__What to produce__
Print out the material that follows word for word.

__Data supplied__
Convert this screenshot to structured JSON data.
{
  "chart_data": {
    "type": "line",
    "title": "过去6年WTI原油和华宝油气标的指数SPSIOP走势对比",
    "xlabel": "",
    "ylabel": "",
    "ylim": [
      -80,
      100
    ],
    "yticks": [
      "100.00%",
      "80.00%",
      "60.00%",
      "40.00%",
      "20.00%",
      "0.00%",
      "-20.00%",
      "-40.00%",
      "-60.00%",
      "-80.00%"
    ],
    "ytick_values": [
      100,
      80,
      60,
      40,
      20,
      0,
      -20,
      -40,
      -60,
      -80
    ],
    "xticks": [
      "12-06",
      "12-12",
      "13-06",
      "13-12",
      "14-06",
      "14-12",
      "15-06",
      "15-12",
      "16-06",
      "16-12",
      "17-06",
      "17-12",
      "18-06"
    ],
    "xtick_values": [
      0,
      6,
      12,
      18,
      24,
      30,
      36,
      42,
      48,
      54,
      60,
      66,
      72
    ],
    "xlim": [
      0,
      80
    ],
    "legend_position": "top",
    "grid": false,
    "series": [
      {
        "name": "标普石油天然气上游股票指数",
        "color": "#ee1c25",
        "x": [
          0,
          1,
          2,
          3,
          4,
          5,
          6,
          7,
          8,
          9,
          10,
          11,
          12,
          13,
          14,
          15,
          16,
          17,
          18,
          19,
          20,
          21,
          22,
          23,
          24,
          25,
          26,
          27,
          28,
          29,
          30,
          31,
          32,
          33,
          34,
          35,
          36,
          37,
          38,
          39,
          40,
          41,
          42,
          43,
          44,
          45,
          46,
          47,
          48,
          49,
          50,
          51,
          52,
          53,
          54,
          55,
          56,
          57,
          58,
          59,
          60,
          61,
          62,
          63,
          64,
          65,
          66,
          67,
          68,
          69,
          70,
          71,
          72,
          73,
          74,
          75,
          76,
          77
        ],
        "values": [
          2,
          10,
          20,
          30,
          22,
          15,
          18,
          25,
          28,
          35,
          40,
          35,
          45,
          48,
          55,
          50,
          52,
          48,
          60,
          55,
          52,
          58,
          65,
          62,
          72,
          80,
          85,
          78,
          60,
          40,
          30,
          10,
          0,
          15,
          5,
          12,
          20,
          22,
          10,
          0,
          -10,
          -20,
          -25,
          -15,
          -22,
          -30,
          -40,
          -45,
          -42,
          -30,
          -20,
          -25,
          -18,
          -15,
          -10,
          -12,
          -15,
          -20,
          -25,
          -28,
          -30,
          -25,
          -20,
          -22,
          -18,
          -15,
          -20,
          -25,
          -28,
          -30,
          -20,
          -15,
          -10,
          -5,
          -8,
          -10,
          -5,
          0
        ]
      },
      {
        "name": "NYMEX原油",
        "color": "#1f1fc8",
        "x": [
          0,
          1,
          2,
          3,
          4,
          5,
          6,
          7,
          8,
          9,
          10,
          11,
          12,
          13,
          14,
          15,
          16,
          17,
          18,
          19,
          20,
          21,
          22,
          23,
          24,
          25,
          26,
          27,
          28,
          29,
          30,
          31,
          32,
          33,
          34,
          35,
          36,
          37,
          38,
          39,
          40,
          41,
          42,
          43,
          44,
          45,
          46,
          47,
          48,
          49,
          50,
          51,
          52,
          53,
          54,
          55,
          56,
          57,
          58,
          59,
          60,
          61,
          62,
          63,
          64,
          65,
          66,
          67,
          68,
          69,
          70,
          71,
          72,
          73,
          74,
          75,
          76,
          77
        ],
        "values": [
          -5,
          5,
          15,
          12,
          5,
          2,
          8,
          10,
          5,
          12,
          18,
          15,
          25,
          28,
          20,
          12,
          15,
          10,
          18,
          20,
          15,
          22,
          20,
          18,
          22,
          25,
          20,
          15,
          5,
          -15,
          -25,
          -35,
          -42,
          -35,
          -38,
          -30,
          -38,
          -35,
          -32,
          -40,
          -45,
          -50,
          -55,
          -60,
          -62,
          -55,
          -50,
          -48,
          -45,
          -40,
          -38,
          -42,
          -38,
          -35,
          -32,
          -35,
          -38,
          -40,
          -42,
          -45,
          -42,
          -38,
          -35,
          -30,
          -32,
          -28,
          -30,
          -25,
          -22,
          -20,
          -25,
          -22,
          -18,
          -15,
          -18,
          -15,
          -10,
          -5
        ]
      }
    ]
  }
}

__Expected answer__
Convert this screenshot to structured JSON data.
{
  "chart_data": {
    "type": "line",
    "title": "过去6年WTI原油和华宝油气标的指数SPSIOP走势对比",
    "xlabel": "",
    "ylabel": "",
    "ylim": [
      -80,
      100
    ],
    "yticks": [
      "100.00%",
      "80.00%",
      "60.00%",
      "40.00%",
      "20.00%",
      "0.00%",
      "-20.00%",
      "-40.00%",
      "-60.00%",
      "-80.00%"
    ],
    "ytick_values": [
      100,
      80,
      60,
      40,
      20,
      0,
      -20,
      -40,
      -60,
      -80
    ],
    "xticks": [
      "12-06",
      "12-12",
      "13-06",
      "13-12",
      "14-06",
      "14-12",
      "15-06",
      "15-12",
      "16-06",
      "16-12",
      "17-06",
      "17-12",
      "18-06"
    ],
    "xtick_values": [
      0,
      6,
      12,
      18,
      24,
      30,
      36,
      42,
      48,
      54,
      60,
      66,
      72
    ],
    "xlim": [
      0,
      80
    ],
    "legend_position": "top",
    "grid": false,
    "series": [
      {
        "name": "标普石油天然气上游股票指数",
        "color": "#ee1c25",
        "x": [
          0,
          1,
          2,
          3,
          4,
          5,
          6,
          7,
          8,
          9,
          10,
          11,
          12,
          13,
          14,
          15,
          16,
          17,
          18,
          19,
          20,
          21,
          22,
          23,
          24,
          25,
          26,
          27,
          28,
          29,
          30,
          31,
          32,
          33,
          34,
          35,
          36,
          37,
          38,
          39,
          40,
          41,
          42,
          43,
          44,
          45,
          46,
          47,
          48,
          49,
          50,
          51,
          52,
          53,
          54,
          55,
          56,
          57,
          58,
          59,
          60,
          61,
          62,
          63,
          64,
          65,
          66,
          67,
          68,
          69,
          70,
          71,
          72,
          73,
          74,
          75,
          76,
          77
        ],
        "values": [
          2,
          10,
          20,
          30,
          22,
          15,
          18,
          25,
          28,
          35,
          40,
          35,
          45,
          48,
          55,
          50,
          52,
          48,
          60,
          55,
          52,
          58,
          65,
          62,
          72,
          80,
          85,
          78,
          60,
          40,
          30,
          10,
          0,
          15,
          5,
          12,
          20,
          22,
          10,
          0,
          -10,
          -20,
          -25,
          -15,
          -22,
          -30,
          -40,
          -45,
          -42,
          -30,
          -20,
          -25,
          -18,
          -15,
          -10,
          -12,
          -15,
          -20,
          -25,
          -28,
          -30,
          -25,
          -20,
          -22,
          -18,
          -15,
          -20,
          -25,
          -28,
          -30,
          -20,
          -15,
          -10,
          -5,
          -8,
          -10,
          -5,
          0
        ]
      },
      {
        "name": "NYMEX原油",
        "color": "#1f1fc8",
        "x": [
          0,
          1,
          2,
          3,
          4,
          5,
          6,
          7,
          8,
          9,
          10,
          11,
          12,
          13,
          14,
          15,
          16,
          17,
          18,
          19,
          20,
          21,
          22,
          23,
          24,
          25,
          26,
          27,
          28,
          29,
          30,
          31,
          32,
          33,
          34,
          35,
          36,
          37,
          38,
          39,
          40,
          41,
          42,
          43,
          44,
          45,
          46,
          47,
          48,
          49,
          50,
          51,
          52,
          53,
          54,
          55,
          56,
          57,
          58,
          59,
          60,
          61,
          62,
          63,
          64,
          65,
          66,
          67,
          68,
          69,
          70,
          71,
          72,
          73,
          74,
          75,
          76,
          77
        ],
        "values": [
          -5,
          5,
          15,
          12,
          5,
          2,
          8,
          10,
          5,
          12,
          18,
          15,
          25,
          28,
          20,
          12,
          15,
          10,
          18,
          20,
          15,
          22,
          20,
          18,
          22,
          25,
          20,
          15,
          5,
          -15,
          -25,
          -35,
          -42,
          -35,
          -38,
          -30,
          -38,
          -35,
          -32,
          -40,
          -45,
          -50,
          -55,
          -60,
          -62,
          -55,
          -50,
          -48,
          -45,
          -40,
          -38,
          -42,
          -38,
          -35,
          -32,
          -35,
          -38,
          -40,
          -42,
          -45,
          -42,
          -38,
          -35,
          -30,
          -32,
          -28,
          -30,
          -25,
          -22,
          -20,
          -25,
          -22,
          -18,
          -15,
          -18,
          -15,
          -10,
          -5
        ]
      }
    ]
  }
}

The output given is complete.